▸ Votre objectif: Recopiez fidèlement la partie du passage ci-dessous sur l'éviction de Gallant qui commence par « Il interroge, tout » et se poursuit jusqu'à « du ministre Gallant? ».

▸ Passage:
****************************************
Éviction de Gallant: “Nétanyahou essaie de reformater le pays”

Sefy Hendler © Gali Eytan

Le 5 novembre, le Premier ministre israélien Benjamin Nétanyahou a limogé son ministre de la Défense Yoav Gallant (qui était en poste depuis 2022 et était souvent qualifié de “modéré” au sein du gouvernement). Le 5 novembre était aussi le jour où se tenaient les élections américaines et où les yeux du monde entier étaient tournés vers les États-Unis. Cette date a-t-elle été choisie par Nétanyahou exprès?

Oui et non. Depuis le limogeage échoué de Gallant en mars 2023 et les protestations massives qui ont alors secoué le pays, on savait que Gallant était limogé même si la lettre officielle n’avait jamais été envoyée et qu’il restait en poste. Depuis lors, de nombreuses rumeurs couraient sur son limogeage effectif, puis arrive le 5 novembre, avec le drame qui allait se dérouler aux États-Unis, et la lettre est envoyée. Cela dit, il faut prendre aussi en compte que, quelques heures plus tôt, Gallant avait donné 7000 ordres de conscription concernant les jeunes ultra-orthodoxes qui refusent pour la plupart, sous prétexte qu’ils vont à la yeshiva – ce qui reste à démontrer –, de participer à l’effort national et de faire l’armée. Cette décision prise par le ministre de la Défense sous la pression de la Cour suprême (qui demande depuis un moment des mesures plus justes afin qu’un nombre accru d’Israéliens partage la charge du service militaire) a été l’élément déclencheur de cette éviction. Et oui, la date n’a pas été choisie au hasard: il y avait bien moins de risque cette fois d’avoir une nouvelle “leyl Gallant”, la “nuit de Gallant” qui avait vu se rassembler des dizaines de milliers d’opposants dans les rues de Tel Aviv et Jérusalem et fait échouer le limogeage au printemps 2023.

Il interroge, tout de même, ce soutien de l’opposition à Gallant qui n’est pourtant pas vraiment franchement une colombe, et alors que la guerre dure depuis plus de 400 jours et est ouverte sur de multiples fronts simultanés et surtout, 101 otages restent captifs à Gaza. Quel est le bilan du ministre Gallant?
****************************************
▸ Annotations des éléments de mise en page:
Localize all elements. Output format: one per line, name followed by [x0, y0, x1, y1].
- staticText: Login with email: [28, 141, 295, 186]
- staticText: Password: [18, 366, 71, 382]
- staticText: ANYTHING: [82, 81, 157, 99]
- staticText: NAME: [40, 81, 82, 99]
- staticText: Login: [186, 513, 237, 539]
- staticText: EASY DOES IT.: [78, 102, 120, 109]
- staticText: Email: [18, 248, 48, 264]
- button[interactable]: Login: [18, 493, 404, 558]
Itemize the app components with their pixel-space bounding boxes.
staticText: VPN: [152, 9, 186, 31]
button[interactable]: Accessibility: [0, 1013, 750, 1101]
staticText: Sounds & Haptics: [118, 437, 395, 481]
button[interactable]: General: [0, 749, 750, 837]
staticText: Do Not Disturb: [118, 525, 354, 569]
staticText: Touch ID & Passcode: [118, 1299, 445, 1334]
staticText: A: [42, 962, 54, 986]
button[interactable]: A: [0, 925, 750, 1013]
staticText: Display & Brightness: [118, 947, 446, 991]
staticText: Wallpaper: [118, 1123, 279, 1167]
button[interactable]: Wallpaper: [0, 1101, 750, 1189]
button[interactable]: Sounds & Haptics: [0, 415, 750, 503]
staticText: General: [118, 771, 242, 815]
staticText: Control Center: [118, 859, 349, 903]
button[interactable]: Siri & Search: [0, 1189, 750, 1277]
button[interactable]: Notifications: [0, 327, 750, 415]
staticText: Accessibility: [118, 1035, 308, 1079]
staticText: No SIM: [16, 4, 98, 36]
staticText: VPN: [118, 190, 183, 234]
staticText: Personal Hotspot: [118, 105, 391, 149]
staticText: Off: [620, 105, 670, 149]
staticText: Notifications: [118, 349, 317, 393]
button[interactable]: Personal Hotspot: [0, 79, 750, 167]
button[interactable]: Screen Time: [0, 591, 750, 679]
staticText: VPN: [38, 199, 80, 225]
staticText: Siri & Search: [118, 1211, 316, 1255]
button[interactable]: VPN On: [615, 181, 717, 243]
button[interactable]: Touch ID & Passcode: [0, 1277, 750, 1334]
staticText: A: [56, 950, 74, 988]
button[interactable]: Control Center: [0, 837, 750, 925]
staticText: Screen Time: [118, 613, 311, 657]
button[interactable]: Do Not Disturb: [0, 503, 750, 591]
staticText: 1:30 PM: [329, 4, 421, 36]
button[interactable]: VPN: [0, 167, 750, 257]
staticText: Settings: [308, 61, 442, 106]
****************************************
▸ Résultat de l'exercice:
Il interroge, tout de même, ce soutien de l’opposition à Gallant qui n’est pourtant pas vraiment franchement une colombe, et alors que la guerre dure depuis plus de 400 jours et est ouverte sur de multiples fronts simultanés et surtout, 101 otages restent captifs à Gaza. Quel est le bilan du ministre Gallant?